### PROBLEM STATEMENT
Consider the records below. How many of their lines include the word "nPASS"? State the number and nothing else.

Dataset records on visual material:
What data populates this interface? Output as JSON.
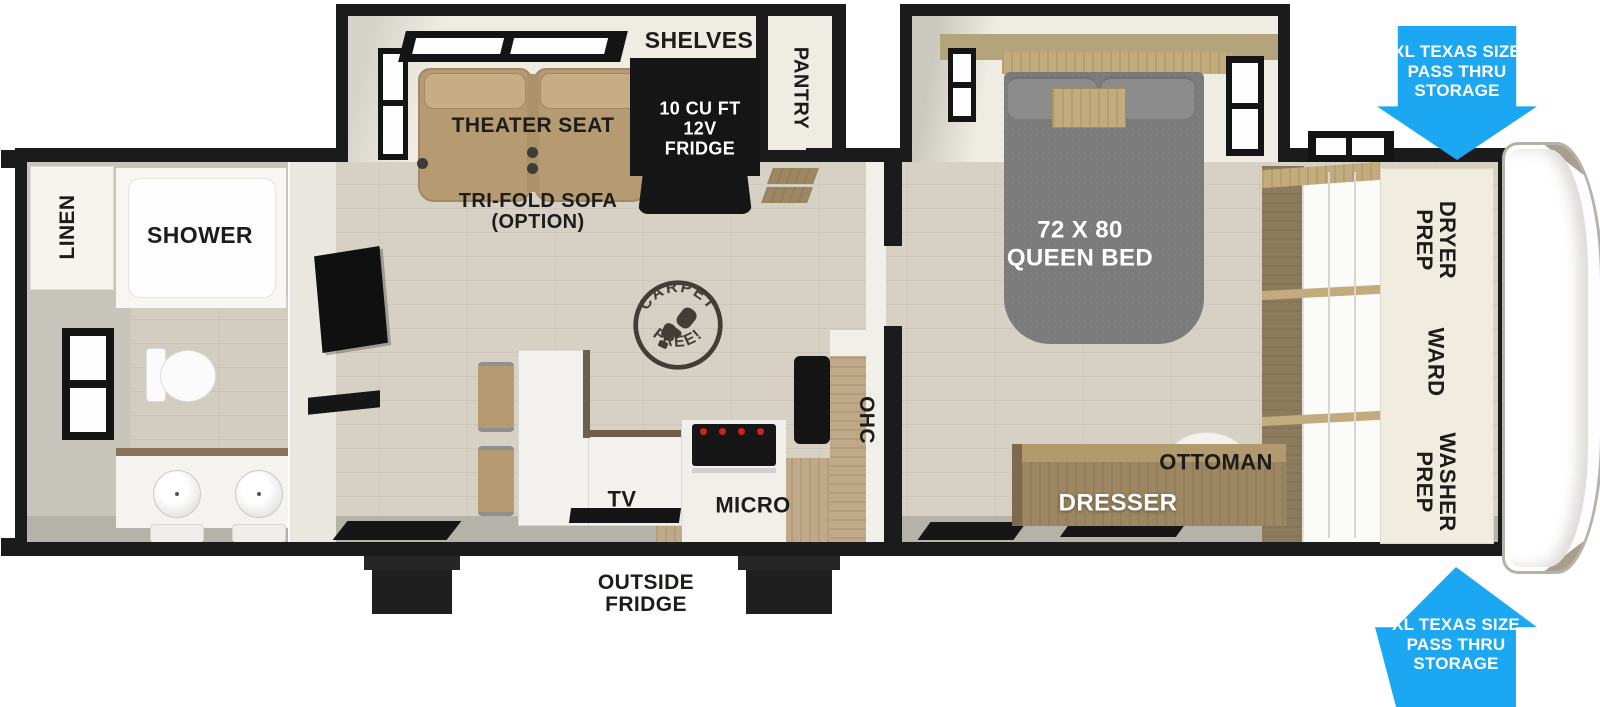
{
  "title": "RV travel trailer floor plan",
  "labels": {
    "linen": "LINEN",
    "shower": "SHOWER",
    "shelves": "SHELVES",
    "pantry": "PANTRY",
    "fridge": "10 CU FT\n12V\nFRIDGE",
    "theater_seat": "THEATER SEAT",
    "trifold_sofa": "TRI-FOLD SOFA\n(OPTION)",
    "carpet_free_top": "CARPET",
    "carpet_free_bottom": "FREE!",
    "tv": "TV",
    "micro": "MICRO",
    "ohc": "OHC",
    "queen_bed": "72 X 80\nQUEEN BED",
    "dresser": "DRESSER",
    "ottoman": "OTTOMAN",
    "dryer_prep": "DRYER\nPREP",
    "ward": "WARD",
    "washer_prep": "WASHER\nPREP",
    "outside_fridge": "OUTSIDE\nFRIDGE",
    "pass_thru_top": "XL TEXAS SIZE\nPASS THRU\nSTORAGE",
    "pass_thru_bottom": "XL TEXAS SIZE\nPASS THRU\nSTORAGE"
  },
  "colors": {
    "wall_black": "#1b1b1b",
    "floor_wood": "#d6d0c5",
    "bath_gray": "#c7c4bb",
    "slide_cream": "#efece4",
    "seat_tan": "#b59a72",
    "bed_gray": "#7b7b7b",
    "wood_medium": "#c2ab7c",
    "counter_wood": "#bfa988",
    "dresser_wood": "#9c8762",
    "panel_cream": "#f0ecdf",
    "arrow_blue": "#1ba7f1",
    "band_gray": "#b5b2aa",
    "cap_taupe": "#a79e91"
  }
}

### EXERCISE RESPONSE
2